- [THE TASK] Show every line of the listing below that contains the string "category".
====================
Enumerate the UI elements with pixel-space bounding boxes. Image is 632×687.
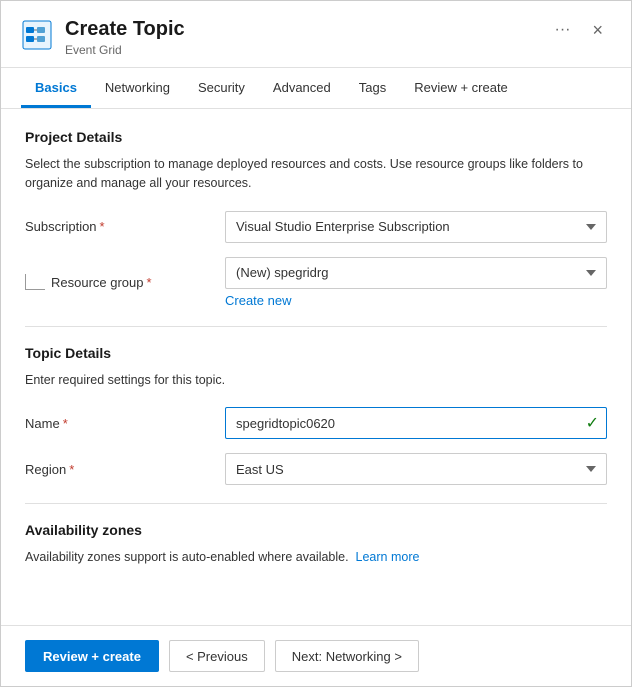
subscription-select[interactable]: Visual Studio Enterprise Subscription	[225, 211, 607, 243]
name-label: Name *	[25, 416, 225, 431]
resource-group-indent: Resource group *	[25, 274, 225, 290]
name-control: ✓	[225, 407, 607, 439]
subscription-label: Subscription *	[25, 219, 225, 234]
subscription-control: Visual Studio Enterprise Subscription	[225, 211, 607, 243]
region-label: Region *	[25, 462, 225, 477]
event-grid-icon	[21, 19, 53, 51]
project-details-description: Select the subscription to manage deploy…	[25, 155, 607, 193]
tab-basics[interactable]: Basics	[21, 68, 91, 108]
resource-group-row: Resource group * (New) spegridrg Create …	[25, 257, 607, 308]
close-button[interactable]: ×	[584, 17, 611, 43]
create-topic-dialog: Create Topic Event Grid ··· × Basics Net…	[0, 0, 632, 687]
dialog-subtitle: Event Grid	[65, 43, 185, 57]
tab-tags[interactable]: Tags	[345, 68, 400, 108]
section-divider-1	[25, 326, 607, 327]
region-select[interactable]: East US	[225, 453, 607, 485]
subscription-row: Subscription * Visual Studio Enterprise …	[25, 211, 607, 243]
tab-bar: Basics Networking Security Advanced Tags…	[1, 68, 631, 109]
header-left: Create Topic Event Grid	[21, 17, 185, 57]
next-button[interactable]: Next: Networking >	[275, 640, 419, 672]
validation-check-icon: ✓	[586, 413, 599, 433]
dialog-header: Create Topic Event Grid ··· ×	[1, 1, 631, 68]
indent-decoration	[25, 274, 45, 290]
resource-group-control: (New) spegridrg Create new	[225, 257, 607, 308]
tab-review-create[interactable]: Review + create	[400, 68, 522, 108]
learn-more-link[interactable]: Learn more	[356, 550, 420, 564]
tab-networking[interactable]: Networking	[91, 68, 184, 108]
dialog-title: Create Topic	[65, 17, 185, 41]
availability-zones-title: Availability zones	[25, 522, 607, 538]
more-options-button[interactable]: ···	[549, 17, 577, 43]
name-input[interactable]	[225, 407, 607, 439]
topic-details-title: Topic Details	[25, 345, 607, 361]
create-new-link[interactable]: Create new	[225, 293, 291, 308]
region-control: East US	[225, 453, 607, 485]
name-input-wrapper: ✓	[225, 407, 607, 439]
main-content: Project Details Select the subscription …	[1, 109, 631, 625]
dialog-footer: Review + create < Previous Next: Network…	[1, 625, 631, 686]
availability-zones-description: Availability zones support is auto-enabl…	[25, 548, 607, 567]
name-row: Name * ✓	[25, 407, 607, 439]
review-create-button[interactable]: Review + create	[25, 640, 159, 672]
section-divider-2	[25, 503, 607, 504]
region-row: Region * East US	[25, 453, 607, 485]
title-group: Create Topic Event Grid	[65, 17, 185, 57]
tab-security[interactable]: Security	[184, 68, 259, 108]
topic-details-description: Enter required settings for this topic.	[25, 371, 607, 390]
previous-button[interactable]: < Previous	[169, 640, 265, 672]
tab-advanced[interactable]: Advanced	[259, 68, 345, 108]
resource-group-select[interactable]: (New) spegridrg	[225, 257, 607, 289]
resource-group-label: Resource group *	[51, 275, 152, 290]
project-details-title: Project Details	[25, 129, 607, 145]
header-actions: ··· ×	[549, 17, 612, 43]
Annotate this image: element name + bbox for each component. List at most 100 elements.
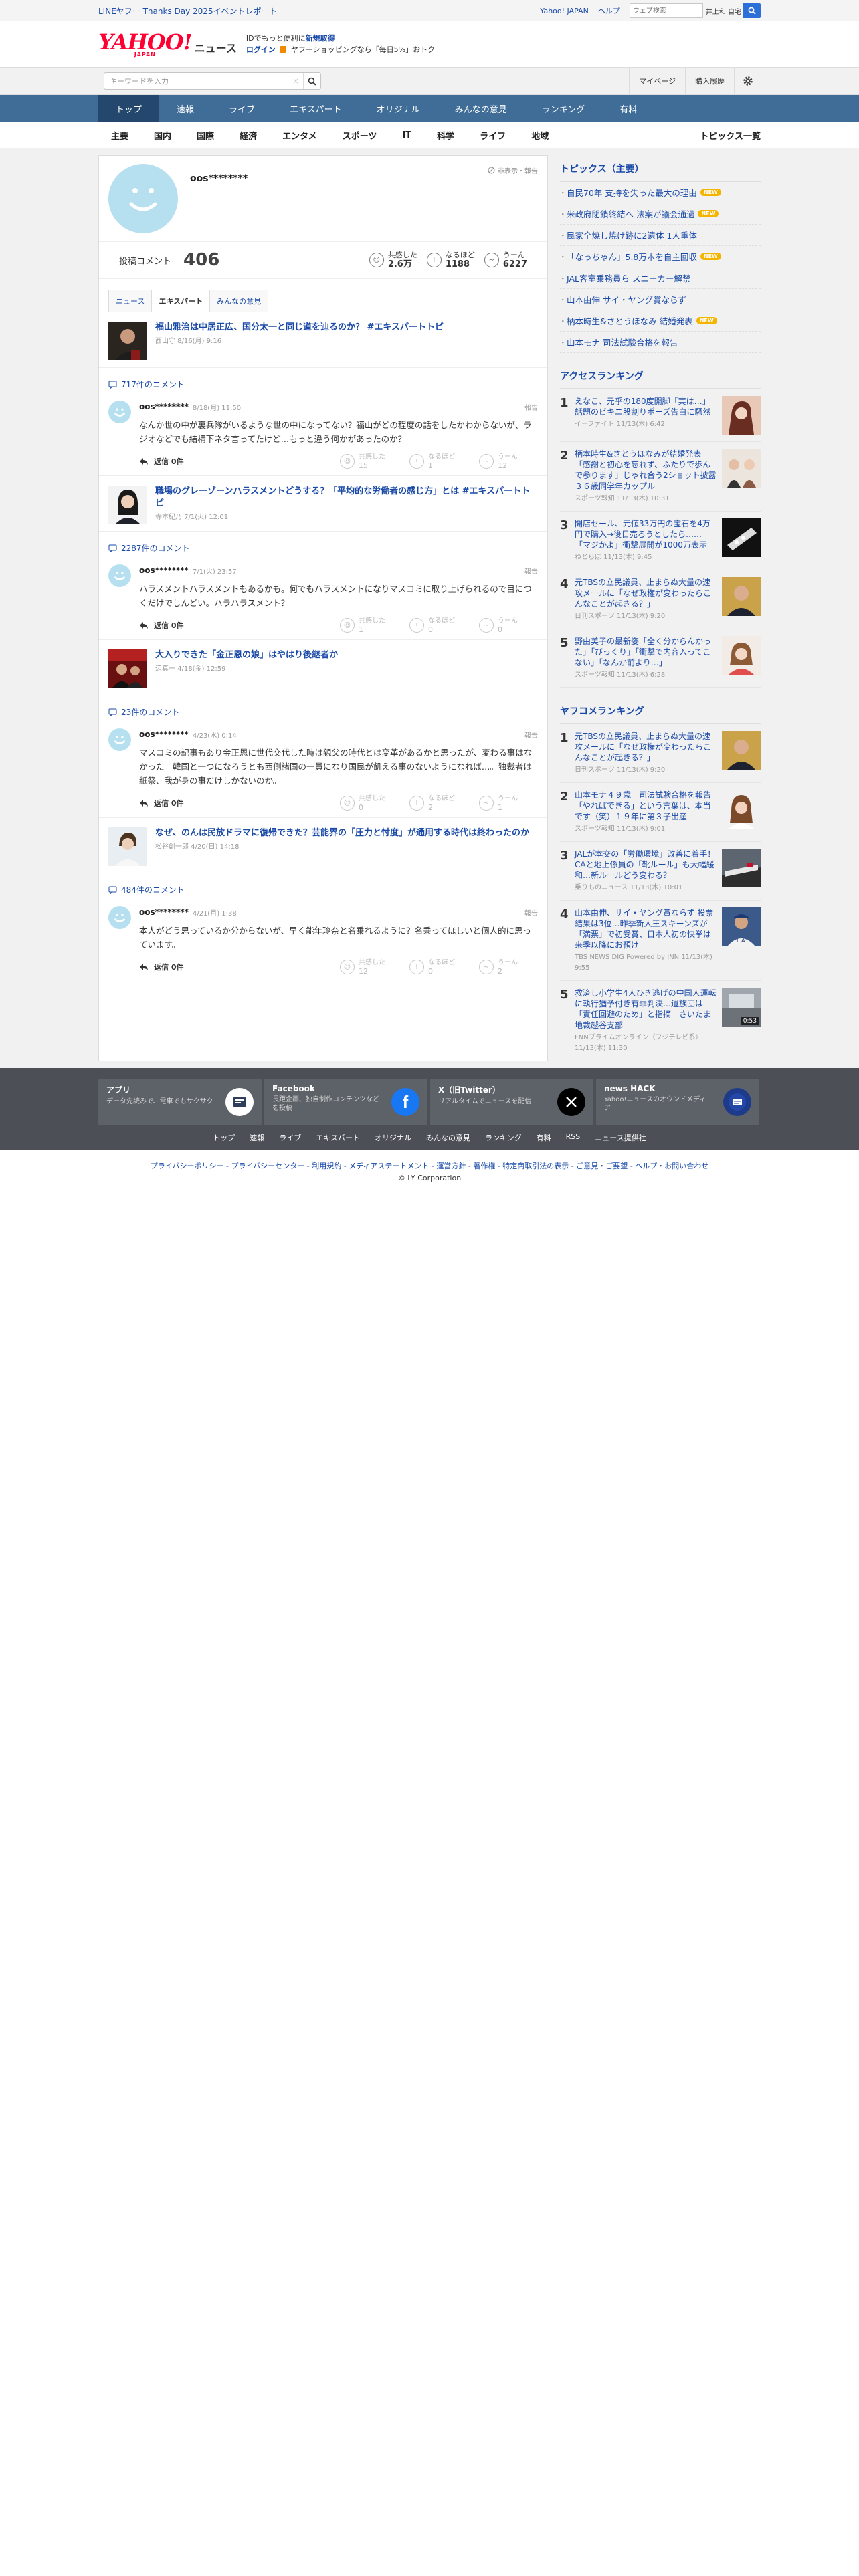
mypage-link[interactable]: マイページ bbox=[629, 68, 685, 94]
legal-link-list[interactable]: プライバシーポリシー - プライバシーセンター - 利用規約 - メディアステー… bbox=[0, 1160, 859, 1172]
settings-button[interactable] bbox=[734, 68, 761, 94]
topic-item[interactable]: 民家全焼し焼け跡に2遺体 1人重体 bbox=[559, 225, 761, 246]
help-link[interactable]: ヘルプ bbox=[598, 5, 620, 16]
footer-x-card[interactable]: X（旧Twitter） リアルタイムでニュースを配信 bbox=[430, 1079, 593, 1125]
comment-count-link[interactable]: 2287件のコメント bbox=[99, 532, 547, 558]
topic-item[interactable]: 自民70年 支持を失った最大の理由NEW bbox=[559, 182, 761, 203]
web-search-input[interactable] bbox=[629, 3, 703, 18]
comment-count-link[interactable]: 23件のコメント bbox=[99, 695, 547, 722]
topic-item[interactable]: JAL客室乗務員ら スニーカー解禁 bbox=[559, 267, 761, 289]
hmm-button[interactable]: ~ うーん 2 bbox=[479, 958, 538, 976]
footer-link-live[interactable]: ライブ bbox=[279, 1132, 301, 1143]
insightful-button[interactable]: ! なるほど 1 bbox=[409, 453, 468, 470]
tab-opinions[interactable]: みんなの意見 bbox=[209, 290, 269, 312]
ranking-item[interactable]: 3 開店セール、元値33万円の宝石を4万円で購入→後日売ろうとしたら……「マジかよ… bbox=[560, 512, 761, 570]
news-search-button[interactable] bbox=[303, 73, 320, 89]
category-it[interactable]: IT bbox=[389, 130, 424, 140]
article-title[interactable]: 職場のグレーゾーンハラスメントどうする？「平均的な労働者の感じ方」とは #エキス… bbox=[155, 486, 538, 510]
ranking-item[interactable]: 5 野由美子の最新姿「全く分からんかった」「びっくり」「衝撃で内容入ってこない」「… bbox=[560, 629, 761, 688]
report-link[interactable]: 報告 bbox=[524, 402, 538, 412]
article-title[interactable]: 福山雅治は中居正広、国分太一と同じ道を辿るのか？ #エキスパートトピ bbox=[155, 322, 444, 334]
category-life[interactable]: ライフ bbox=[467, 129, 518, 142]
footer-link-ranking[interactable]: ランキング bbox=[485, 1132, 522, 1143]
web-search-button[interactable] bbox=[743, 3, 761, 18]
news-search-input[interactable]: キーワードを入力 bbox=[104, 76, 292, 86]
event-promo-link[interactable]: LINEヤフー Thanks Day 2025イベントレポート bbox=[98, 5, 278, 17]
article-item[interactable]: 職場のグレーゾーンハラスメントどうする？「平均的な労働者の感じ方」とは #エキス… bbox=[99, 476, 547, 532]
ranking-item[interactable]: 4 山本由伸、サイ・ヤング賞ならず 投票結果は3位…昨季新人王スキーンズが「満票」… bbox=[560, 901, 761, 981]
comment-user[interactable]: oos******** bbox=[139, 730, 189, 739]
hmm-button[interactable]: ~ うーん 1 bbox=[479, 794, 538, 812]
category-main[interactable]: 主要 bbox=[98, 129, 141, 142]
hide-report-link[interactable]: 非表示・報告 bbox=[488, 165, 538, 175]
category-sports[interactable]: スポーツ bbox=[330, 129, 390, 142]
report-link[interactable]: 報告 bbox=[524, 907, 538, 918]
footer-facebook-card[interactable]: Facebook 長距企画、独自制作コンテンツなどを投稿 f bbox=[264, 1079, 427, 1125]
reply-button[interactable]: 返信 0件 bbox=[139, 456, 183, 467]
insightful-button[interactable]: ! なるほど 0 bbox=[409, 958, 468, 976]
topic-item[interactable]: 「なっちゃん」5.8万本を自主回収NEW bbox=[559, 246, 761, 267]
footer-link-paid[interactable]: 有料 bbox=[537, 1132, 551, 1143]
category-science[interactable]: 科学 bbox=[424, 129, 467, 142]
topic-item[interactable]: 山本由伸 サイ・ヤング賞ならず bbox=[559, 289, 761, 310]
purchase-history-link[interactable]: 購入履歴 bbox=[685, 68, 734, 94]
shopping-promo-link[interactable]: ヤフーショッピングなら「毎日5%」おトク bbox=[291, 45, 435, 54]
reply-button[interactable]: 返信 0件 bbox=[139, 620, 183, 631]
report-link[interactable]: 報告 bbox=[524, 730, 538, 740]
insightful-button[interactable]: ! なるほど 0 bbox=[409, 617, 468, 634]
ranking-item[interactable]: 2 山本モナ４９歳 司法試験合格を報告「やればできる」という言葉は、本当です（笑）… bbox=[560, 783, 761, 842]
nav-paid[interactable]: 有料 bbox=[602, 95, 654, 122]
nav-opinions[interactable]: みんなの意見 bbox=[438, 95, 524, 122]
reply-button[interactable]: 返信 0件 bbox=[139, 962, 183, 972]
yahoo-japan-link[interactable]: Yahoo! JAPAN bbox=[540, 7, 589, 15]
footer-link-original[interactable]: オリジナル bbox=[375, 1132, 411, 1143]
empathy-button[interactable]: ☺ 共感した 0 bbox=[340, 794, 399, 812]
nav-flash[interactable]: 速報 bbox=[159, 95, 211, 122]
category-domestic[interactable]: 国内 bbox=[141, 129, 184, 142]
article-title[interactable]: 大入りできた「金正恩の娘」はやはり後継者か bbox=[155, 649, 338, 661]
empathy-button[interactable]: ☺ 共感した 15 bbox=[340, 453, 399, 470]
reply-button[interactable]: 返信 0件 bbox=[139, 798, 183, 809]
article-item[interactable]: 福山雅治は中居正広、国分太一と同じ道を辿るのか？ #エキスパートトピ 西山守 8/… bbox=[99, 312, 547, 368]
footer-link-providers[interactable]: ニュース提供社 bbox=[595, 1132, 646, 1143]
tab-news[interactable]: ニュース bbox=[108, 290, 153, 312]
footer-link-expert[interactable]: エキスパート bbox=[316, 1132, 360, 1143]
ranking-item[interactable]: 2 柄本時生&さとうほなみが結婚発表「感謝と初心を忘れず、ふたりで歩んで参ります」… bbox=[560, 442, 761, 512]
topics-list-link[interactable]: トピックス一覧 bbox=[687, 129, 761, 142]
yahoo-news-logo[interactable]: YAHOO! JAPAN ニュース bbox=[98, 31, 237, 58]
clear-icon[interactable]: × bbox=[292, 76, 299, 86]
category-business[interactable]: 経済 bbox=[227, 129, 270, 142]
nav-live[interactable]: ライブ bbox=[211, 95, 272, 122]
empathy-button[interactable]: ☺ 共感した 1 bbox=[340, 617, 399, 634]
nav-top[interactable]: トップ bbox=[98, 95, 160, 122]
footer-link-top[interactable]: トップ bbox=[213, 1132, 235, 1143]
category-local[interactable]: 地域 bbox=[518, 129, 561, 142]
hmm-button[interactable]: ~ うーん 12 bbox=[479, 453, 538, 470]
comment-user[interactable]: oos******** bbox=[139, 402, 189, 411]
ranking-item[interactable]: 1 えなこ、元乎の180度開脚「実は…」話題のビキニ股割りポーズ告白に騒然 イーファ… bbox=[560, 389, 761, 442]
ranking-item[interactable]: 4 元TBSの立民議員、止まらぬ大量の速攻メールに「なぜ政権が変わったらこんなこと… bbox=[560, 570, 761, 629]
nav-ranking[interactable]: ランキング bbox=[524, 95, 603, 122]
category-entertainment[interactable]: エンタメ bbox=[270, 129, 330, 142]
login-link[interactable]: ログイン bbox=[246, 45, 276, 54]
report-link[interactable]: 報告 bbox=[524, 566, 538, 576]
footer-link-opinions[interactable]: みんなの意見 bbox=[426, 1132, 470, 1143]
comment-count-link[interactable]: 717件のコメント bbox=[99, 368, 547, 394]
nav-expert[interactable]: エキスパート bbox=[272, 95, 359, 122]
footer-app-card[interactable]: アプリ データ先読みで、電車でもサクサク bbox=[98, 1079, 262, 1125]
category-world[interactable]: 国際 bbox=[184, 129, 227, 142]
article-title[interactable]: なぜ、のんは民放ドラマに復帰できた？芸能界の「圧力と忖度」が通用する時代は終わっ… bbox=[155, 827, 529, 839]
insightful-button[interactable]: ! なるほど 2 bbox=[409, 794, 468, 812]
topic-item[interactable]: 柄本時生&さとうほなみ 結婚発表NEW bbox=[559, 310, 761, 332]
tab-expert[interactable]: エキスパート bbox=[151, 290, 211, 312]
ranking-item[interactable]: 5 救済し小学生4人ひき逃げの中国人運転に執行猶予付き有罪判決…遺族団は「責任回避… bbox=[560, 981, 761, 1061]
comment-count-link[interactable]: 484件のコメント bbox=[99, 873, 547, 899]
nav-original[interactable]: オリジナル bbox=[359, 95, 438, 122]
footer-newshack-card[interactable]: news HACK Yahoo!ニュースのオウンドメディア bbox=[596, 1079, 759, 1125]
empathy-button[interactable]: ☺ 共感した 12 bbox=[340, 958, 399, 976]
topic-item[interactable]: 米政府閉鎖終結へ 法案が議会通過NEW bbox=[559, 203, 761, 225]
hmm-button[interactable]: ~ うーん 0 bbox=[479, 617, 538, 634]
comment-user[interactable]: oos******** bbox=[139, 566, 189, 575]
article-item[interactable]: 大入りできた「金正恩の娘」はやはり後継者か 辺真一 4/18(金) 12:59 bbox=[99, 640, 547, 695]
ranking-item[interactable]: 1 元TBSの立民議員、止まらぬ大量の速攻メールに「なぜ政権が変わったらこんなこと… bbox=[560, 724, 761, 783]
====================
- [FULL SOLUTION]
category-it[interactable]: IT bbox=[389, 130, 424, 140]
category-life[interactable]: ライフ bbox=[467, 129, 518, 142]
category-main[interactable]: 主要 bbox=[98, 129, 141, 142]
category-sports[interactable]: スポーツ bbox=[330, 129, 390, 142]
category-science[interactable]: 科学 bbox=[424, 129, 467, 142]
category-domestic[interactable]: 国内 bbox=[141, 129, 184, 142]
category-business[interactable]: 経済 bbox=[227, 129, 270, 142]
category-local[interactable]: 地域 bbox=[518, 129, 561, 142]
category-entertainment[interactable]: エンタメ bbox=[270, 129, 330, 142]
category-world[interactable]: 国際 bbox=[184, 129, 227, 142]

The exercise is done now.